Data shown ▸
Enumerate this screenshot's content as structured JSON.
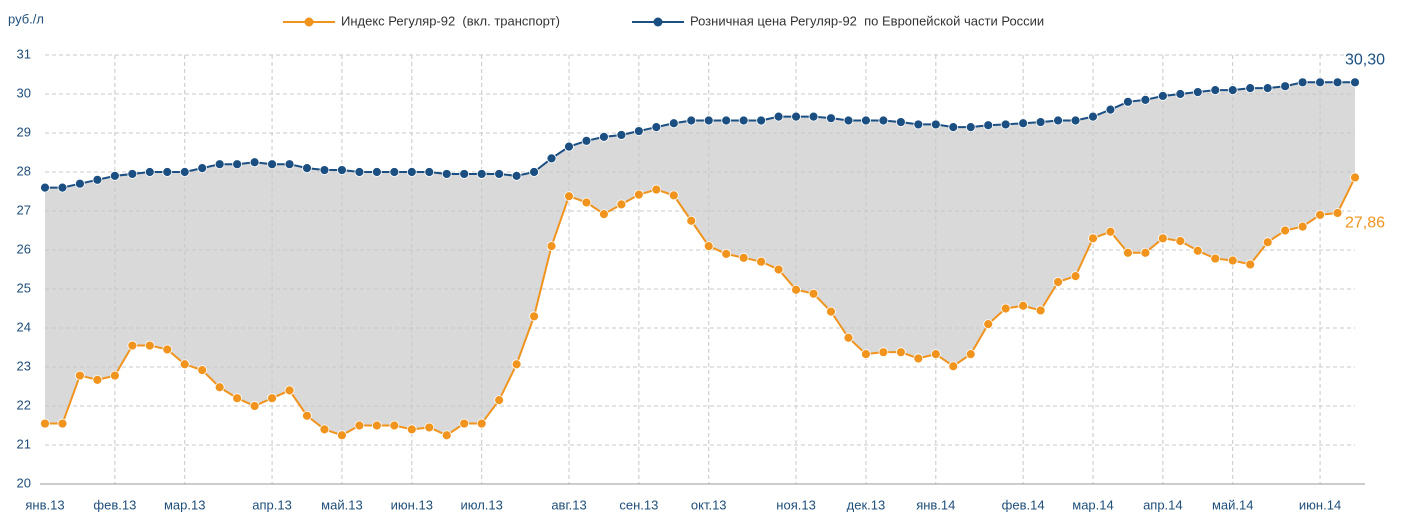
{
  "chart_data": {
    "type": "line",
    "y_label": "руб./л",
    "categories": [
      "янв.13",
      null,
      null,
      null,
      "фев.13",
      null,
      null,
      null,
      "мар.13",
      null,
      null,
      null,
      null,
      "апр.13",
      null,
      null,
      null,
      "май.13",
      null,
      null,
      null,
      "июн.13",
      null,
      null,
      null,
      "июл.13",
      null,
      null,
      null,
      null,
      "авг.13",
      null,
      null,
      null,
      "сен.13",
      null,
      null,
      null,
      "окт.13",
      null,
      null,
      null,
      null,
      "ноя.13",
      null,
      null,
      null,
      "дек.13",
      null,
      null,
      null,
      "янв.14",
      null,
      null,
      null,
      null,
      "фев.14",
      null,
      null,
      null,
      "мар.14",
      null,
      null,
      null,
      "апр.14",
      null,
      null,
      null,
      "май.14",
      null,
      null,
      null,
      null,
      "июн.14",
      null,
      null
    ],
    "series": [
      {
        "name": "Индекс Регуляр-92  (вкл. транспорт)",
        "color": "#f0941e",
        "values": [
          21.55,
          21.55,
          22.78,
          22.67,
          22.78,
          23.55,
          23.55,
          23.45,
          23.07,
          22.92,
          22.48,
          22.2,
          22.0,
          22.2,
          22.4,
          21.75,
          21.4,
          21.25,
          21.5,
          21.5,
          21.5,
          21.4,
          21.45,
          21.25,
          21.55,
          21.55,
          22.15,
          23.07,
          24.3,
          26.1,
          27.38,
          27.22,
          26.92,
          27.17,
          27.42,
          27.55,
          27.4,
          26.75,
          26.1,
          25.9,
          25.8,
          25.7,
          25.5,
          24.98,
          24.88,
          24.42,
          23.75,
          23.33,
          23.38,
          23.38,
          23.22,
          23.33,
          23.02,
          23.33,
          24.1,
          24.5,
          24.57,
          24.45,
          25.18,
          25.33,
          26.3,
          26.47,
          25.93,
          25.93,
          26.3,
          26.23,
          25.98,
          25.78,
          25.73,
          25.63,
          26.2,
          26.5,
          26.6,
          26.9,
          26.95,
          27.86
        ],
        "value_labels": [
          null,
          null,
          null,
          null,
          null,
          null,
          null,
          null,
          null,
          null,
          null,
          null,
          null,
          null,
          null,
          null,
          null,
          null,
          null,
          null,
          null,
          null,
          null,
          null,
          null,
          null,
          null,
          null,
          null,
          null,
          null,
          null,
          null,
          null,
          null,
          null,
          null,
          null,
          null,
          null,
          null,
          null,
          null,
          null,
          null,
          null,
          null,
          null,
          null,
          null,
          null,
          null,
          null,
          null,
          null,
          null,
          null,
          null,
          null,
          null,
          null,
          null,
          null,
          null,
          null,
          null,
          null,
          null,
          null,
          null,
          null,
          null,
          null,
          null,
          null,
          "27,86"
        ]
      },
      {
        "name": "Розничная цена Регуляр-92  по Европейской части России",
        "color": "#1b4f82",
        "values": [
          27.6,
          27.6,
          27.7,
          27.8,
          27.9,
          27.95,
          28.0,
          28.0,
          28.0,
          28.1,
          28.2,
          28.2,
          28.25,
          28.2,
          28.2,
          28.1,
          28.05,
          28.05,
          28.0,
          28.0,
          28.0,
          28.0,
          28.0,
          27.95,
          27.95,
          27.95,
          27.95,
          27.9,
          28.0,
          28.35,
          28.65,
          28.8,
          28.9,
          28.95,
          29.05,
          29.15,
          29.25,
          29.32,
          29.32,
          29.32,
          29.32,
          29.32,
          29.42,
          29.42,
          29.42,
          29.38,
          29.32,
          29.32,
          29.32,
          29.28,
          29.22,
          29.22,
          29.15,
          29.15,
          29.2,
          29.22,
          29.25,
          29.28,
          29.32,
          29.32,
          29.42,
          29.6,
          29.8,
          29.85,
          29.95,
          30.0,
          30.05,
          30.1,
          30.1,
          30.15,
          30.15,
          30.2,
          30.3,
          30.3,
          30.3,
          30.3
        ],
        "value_labels": [
          null,
          null,
          null,
          null,
          null,
          null,
          null,
          null,
          null,
          null,
          null,
          null,
          null,
          null,
          null,
          null,
          null,
          null,
          null,
          null,
          null,
          null,
          null,
          null,
          null,
          null,
          null,
          null,
          null,
          null,
          null,
          null,
          null,
          null,
          null,
          null,
          null,
          null,
          null,
          null,
          null,
          null,
          null,
          null,
          null,
          null,
          null,
          null,
          null,
          null,
          null,
          null,
          null,
          null,
          null,
          null,
          null,
          null,
          null,
          null,
          null,
          null,
          null,
          null,
          null,
          null,
          null,
          null,
          null,
          null,
          null,
          null,
          null,
          null,
          null,
          "30,30"
        ]
      }
    ],
    "fill_between": "#d9d9d9",
    "ylim": [
      20,
      31
    ],
    "yticks": [
      20,
      21,
      22,
      23,
      24,
      25,
      26,
      27,
      28,
      29,
      30,
      31
    ],
    "grid": true,
    "legend": "top"
  }
}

What you are asked to do ▸
Without the pictures, output the full listing exactly as it stands.

Answer for the task ▸
Enumerate this screenshot's content as structured JSON.
{
  "chart_data": {
    "type": "line",
    "y_label": "руб./л",
    "categories": [
      "янв.13",
      null,
      null,
      null,
      "фев.13",
      null,
      null,
      null,
      "мар.13",
      null,
      null,
      null,
      null,
      "апр.13",
      null,
      null,
      null,
      "май.13",
      null,
      null,
      null,
      "июн.13",
      null,
      null,
      null,
      "июл.13",
      null,
      null,
      null,
      null,
      "авг.13",
      null,
      null,
      null,
      "сен.13",
      null,
      null,
      null,
      "окт.13",
      null,
      null,
      null,
      null,
      "ноя.13",
      null,
      null,
      null,
      "дек.13",
      null,
      null,
      null,
      "янв.14",
      null,
      null,
      null,
      null,
      "фев.14",
      null,
      null,
      null,
      "мар.14",
      null,
      null,
      null,
      "апр.14",
      null,
      null,
      null,
      "май.14",
      null,
      null,
      null,
      null,
      "июн.14",
      null,
      null
    ],
    "series": [
      {
        "name": "Индекс Регуляр-92  (вкл. транспорт)",
        "color": "#f0941e",
        "values": [
          21.55,
          21.55,
          22.78,
          22.67,
          22.78,
          23.55,
          23.55,
          23.45,
          23.07,
          22.92,
          22.48,
          22.2,
          22.0,
          22.2,
          22.4,
          21.75,
          21.4,
          21.25,
          21.5,
          21.5,
          21.5,
          21.4,
          21.45,
          21.25,
          21.55,
          21.55,
          22.15,
          23.07,
          24.3,
          26.1,
          27.38,
          27.22,
          26.92,
          27.17,
          27.42,
          27.55,
          27.4,
          26.75,
          26.1,
          25.9,
          25.8,
          25.7,
          25.5,
          24.98,
          24.88,
          24.42,
          23.75,
          23.33,
          23.38,
          23.38,
          23.22,
          23.33,
          23.02,
          23.33,
          24.1,
          24.5,
          24.57,
          24.45,
          25.18,
          25.33,
          26.3,
          26.47,
          25.93,
          25.93,
          26.3,
          26.23,
          25.98,
          25.78,
          25.73,
          25.63,
          26.2,
          26.5,
          26.6,
          26.9,
          26.95,
          27.86
        ],
        "value_labels": [
          null,
          null,
          null,
          null,
          null,
          null,
          null,
          null,
          null,
          null,
          null,
          null,
          null,
          null,
          null,
          null,
          null,
          null,
          null,
          null,
          null,
          null,
          null,
          null,
          null,
          null,
          null,
          null,
          null,
          null,
          null,
          null,
          null,
          null,
          null,
          null,
          null,
          null,
          null,
          null,
          null,
          null,
          null,
          null,
          null,
          null,
          null,
          null,
          null,
          null,
          null,
          null,
          null,
          null,
          null,
          null,
          null,
          null,
          null,
          null,
          null,
          null,
          null,
          null,
          null,
          null,
          null,
          null,
          null,
          null,
          null,
          null,
          null,
          null,
          null,
          "27,86"
        ]
      },
      {
        "name": "Розничная цена Регуляр-92  по Европейской части России",
        "color": "#1b4f82",
        "values": [
          27.6,
          27.6,
          27.7,
          27.8,
          27.9,
          27.95,
          28.0,
          28.0,
          28.0,
          28.1,
          28.2,
          28.2,
          28.25,
          28.2,
          28.2,
          28.1,
          28.05,
          28.05,
          28.0,
          28.0,
          28.0,
          28.0,
          28.0,
          27.95,
          27.95,
          27.95,
          27.95,
          27.9,
          28.0,
          28.35,
          28.65,
          28.8,
          28.9,
          28.95,
          29.05,
          29.15,
          29.25,
          29.32,
          29.32,
          29.32,
          29.32,
          29.32,
          29.42,
          29.42,
          29.42,
          29.38,
          29.32,
          29.32,
          29.32,
          29.28,
          29.22,
          29.22,
          29.15,
          29.15,
          29.2,
          29.22,
          29.25,
          29.28,
          29.32,
          29.32,
          29.42,
          29.6,
          29.8,
          29.85,
          29.95,
          30.0,
          30.05,
          30.1,
          30.1,
          30.15,
          30.15,
          30.2,
          30.3,
          30.3,
          30.3,
          30.3
        ],
        "value_labels": [
          null,
          null,
          null,
          null,
          null,
          null,
          null,
          null,
          null,
          null,
          null,
          null,
          null,
          null,
          null,
          null,
          null,
          null,
          null,
          null,
          null,
          null,
          null,
          null,
          null,
          null,
          null,
          null,
          null,
          null,
          null,
          null,
          null,
          null,
          null,
          null,
          null,
          null,
          null,
          null,
          null,
          null,
          null,
          null,
          null,
          null,
          null,
          null,
          null,
          null,
          null,
          null,
          null,
          null,
          null,
          null,
          null,
          null,
          null,
          null,
          null,
          null,
          null,
          null,
          null,
          null,
          null,
          null,
          null,
          null,
          null,
          null,
          null,
          null,
          null,
          "30,30"
        ]
      }
    ],
    "fill_between": "#d9d9d9",
    "ylim": [
      20,
      31
    ],
    "yticks": [
      20,
      21,
      22,
      23,
      24,
      25,
      26,
      27,
      28,
      29,
      30,
      31
    ],
    "grid": true,
    "legend": "top"
  }
}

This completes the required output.